SOURCE MATERIAL >>
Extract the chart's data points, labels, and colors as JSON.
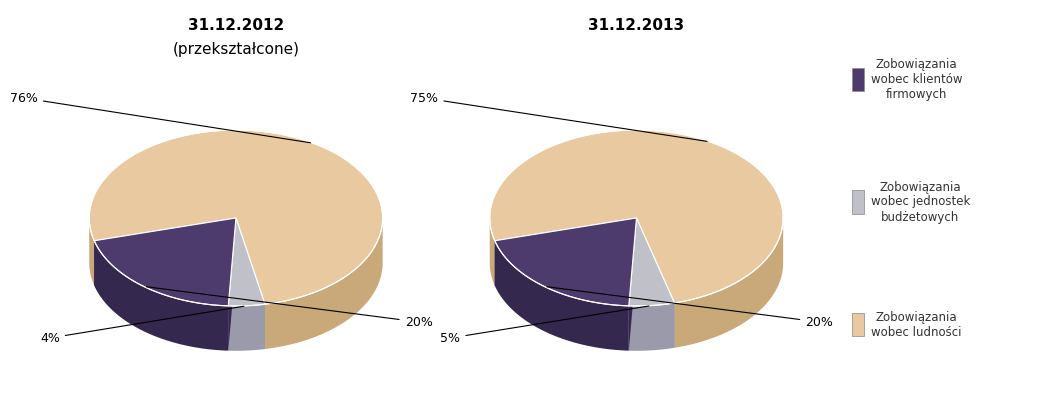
{
  "chart1_title": "31.12.2012",
  "chart1_subtitle": "(przekształcone)",
  "chart2_title": "31.12.2013",
  "slices1": [
    76,
    4,
    20
  ],
  "slices2": [
    75,
    5,
    20
  ],
  "labels1": [
    "76%",
    "4%",
    "20%"
  ],
  "labels2": [
    "75%",
    "5%",
    "20%"
  ],
  "colors_top": [
    "#e8c9a0",
    "#c0c0c8",
    "#4e3b6e"
  ],
  "colors_side": [
    "#c9a87a",
    "#9a9aaa",
    "#35284f"
  ],
  "background_color": "#ffffff",
  "title_fontsize": 11,
  "label_fontsize": 9,
  "legend_fontsize": 8.5,
  "legend_labels": [
    "Zobowiązania\nwobec klientów\nfirmowych",
    "Zobowiązania\nwobec jednostek\nbudżetowych",
    "Zobowiązania\nwobec ludności"
  ],
  "legend_colors": [
    "#4e3b6e",
    "#c0c0c8",
    "#e8c9a0"
  ]
}
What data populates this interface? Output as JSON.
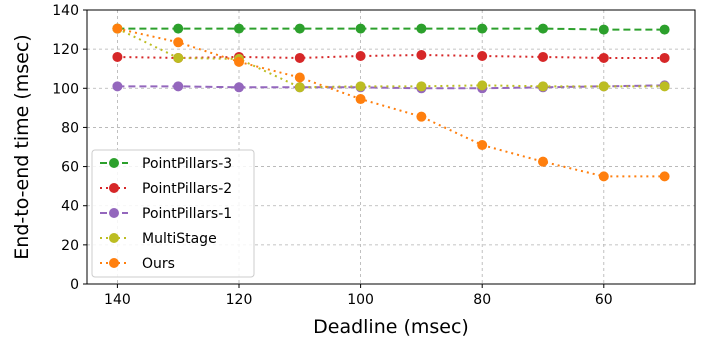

SHORT EXERCISE >> In the entries above, find each line with the word "data" and copy it.

EXERCISE RESULT >>
Extract the chart's data points, labels, and colors as JSON.
What data populates this interface? Output as JSON.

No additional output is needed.